#### Exercise data
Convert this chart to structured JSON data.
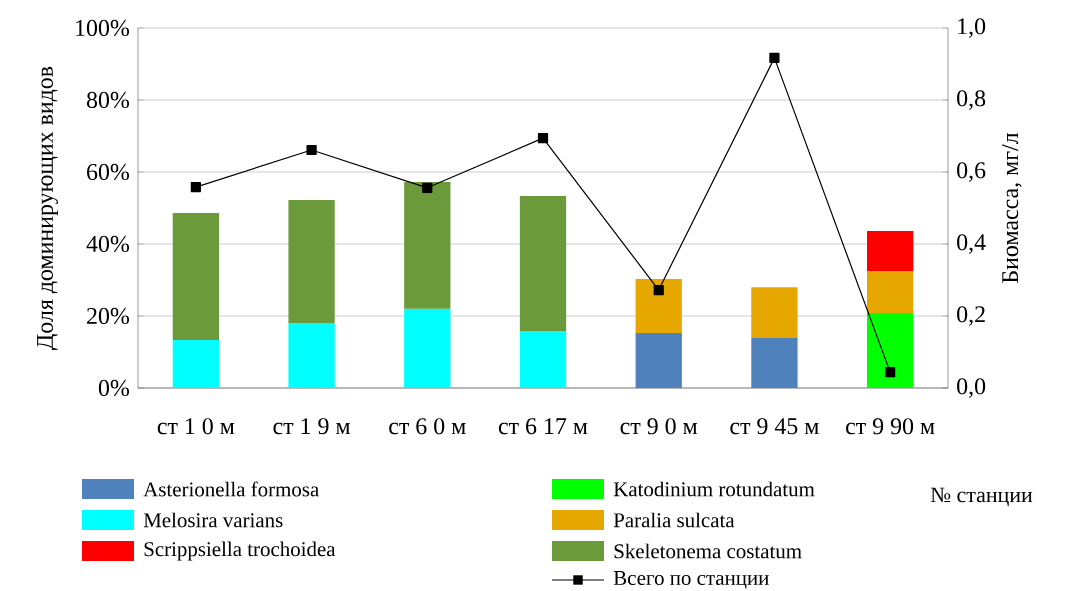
{
  "chart_data": {
    "type": "bar",
    "stacked": true,
    "categories": [
      "ст 1 0 м",
      "ст 1 9 м",
      "ст 6 0 м",
      "ст 6 17 м",
      "ст 9 0 м",
      "ст 9 45 м",
      "ст 9 90 м"
    ],
    "xlabel": "№ станции",
    "ylabel": "Доля доминирующих видов",
    "y2label": "Биомасса, мг/л",
    "series": [
      {
        "name": "Asterionella formosa",
        "color": "#4f81bd",
        "values": [
          null,
          null,
          null,
          null,
          15.3,
          13.9,
          null
        ]
      },
      {
        "name": "Melosira varians",
        "color": "#00ffff",
        "values": [
          13.3,
          18,
          22,
          15.8,
          null,
          null,
          null
        ]
      },
      {
        "name": "Katodinium  rotundatum",
        "color": "#00ff00",
        "values": [
          null,
          null,
          null,
          null,
          null,
          null,
          20.8
        ]
      },
      {
        "name": "Paralia  sulcata",
        "color": "#e6a800",
        "values": [
          null,
          null,
          null,
          null,
          15,
          14.1,
          11.7
        ]
      },
      {
        "name": "Skeletonema  costatum",
        "color": "#6a9a3a",
        "values": [
          35.3,
          34.2,
          35.2,
          37.5,
          null,
          null,
          null
        ]
      },
      {
        "name": "Scrippsiella trochoidea",
        "color": "#ff0000",
        "values": [
          null,
          null,
          null,
          null,
          null,
          null,
          11.1
        ]
      },
      {
        "name": "Всего по станции",
        "type": "line",
        "axis": "y2",
        "color": "#000000",
        "marker": "square",
        "line_style": "solid",
        "values": [
          0.558,
          0.661,
          0.556,
          0.694,
          0.272,
          0.917,
          0.044
        ]
      }
    ],
    "ylim": [
      0,
      100
    ],
    "yticks": [
      {
        "value": 0,
        "label": "0%"
      },
      {
        "value": 20,
        "label": "20%"
      },
      {
        "value": 40,
        "label": "40%"
      },
      {
        "value": 60,
        "label": "60%"
      },
      {
        "value": 80,
        "label": "80%"
      },
      {
        "value": 100,
        "label": "100%"
      }
    ],
    "y2lim": [
      0,
      1
    ],
    "y2ticks": [
      {
        "value": 0,
        "label": "0,0"
      },
      {
        "value": 0.2,
        "label": "0,2"
      },
      {
        "value": 0.4,
        "label": "0,4"
      },
      {
        "value": 0.6,
        "label": "0,6"
      },
      {
        "value": 0.8,
        "label": "0,8"
      },
      {
        "value": 1,
        "label": "1,0"
      }
    ],
    "grid": "y",
    "legend": "bottom"
  }
}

#### What you have to do
Can the entries above be repeated exactly, without their pictures?

#### Answer to this problem
Convert this chart to structured JSON data.
{
  "chart_data": {
    "type": "bar",
    "stacked": true,
    "categories": [
      "ст 1 0 м",
      "ст 1 9 м",
      "ст 6 0 м",
      "ст 6 17 м",
      "ст 9 0 м",
      "ст 9 45 м",
      "ст 9 90 м"
    ],
    "xlabel": "№ станции",
    "ylabel": "Доля доминирующих видов",
    "y2label": "Биомасса, мг/л",
    "series": [
      {
        "name": "Asterionella formosa",
        "color": "#4f81bd",
        "values": [
          null,
          null,
          null,
          null,
          15.3,
          13.9,
          null
        ]
      },
      {
        "name": "Melosira varians",
        "color": "#00ffff",
        "values": [
          13.3,
          18,
          22,
          15.8,
          null,
          null,
          null
        ]
      },
      {
        "name": "Katodinium  rotundatum",
        "color": "#00ff00",
        "values": [
          null,
          null,
          null,
          null,
          null,
          null,
          20.8
        ]
      },
      {
        "name": "Paralia  sulcata",
        "color": "#e6a800",
        "values": [
          null,
          null,
          null,
          null,
          15,
          14.1,
          11.7
        ]
      },
      {
        "name": "Skeletonema  costatum",
        "color": "#6a9a3a",
        "values": [
          35.3,
          34.2,
          35.2,
          37.5,
          null,
          null,
          null
        ]
      },
      {
        "name": "Scrippsiella trochoidea",
        "color": "#ff0000",
        "values": [
          null,
          null,
          null,
          null,
          null,
          null,
          11.1
        ]
      },
      {
        "name": "Всего по станции",
        "type": "line",
        "axis": "y2",
        "color": "#000000",
        "marker": "square",
        "line_style": "solid",
        "values": [
          0.558,
          0.661,
          0.556,
          0.694,
          0.272,
          0.917,
          0.044
        ]
      }
    ],
    "ylim": [
      0,
      100
    ],
    "yticks": [
      {
        "value": 0,
        "label": "0%"
      },
      {
        "value": 20,
        "label": "20%"
      },
      {
        "value": 40,
        "label": "40%"
      },
      {
        "value": 60,
        "label": "60%"
      },
      {
        "value": 80,
        "label": "80%"
      },
      {
        "value": 100,
        "label": "100%"
      }
    ],
    "y2lim": [
      0,
      1
    ],
    "y2ticks": [
      {
        "value": 0,
        "label": "0,0"
      },
      {
        "value": 0.2,
        "label": "0,2"
      },
      {
        "value": 0.4,
        "label": "0,4"
      },
      {
        "value": 0.6,
        "label": "0,6"
      },
      {
        "value": 0.8,
        "label": "0,8"
      },
      {
        "value": 1,
        "label": "1,0"
      }
    ],
    "grid": "y",
    "legend": "bottom"
  }
}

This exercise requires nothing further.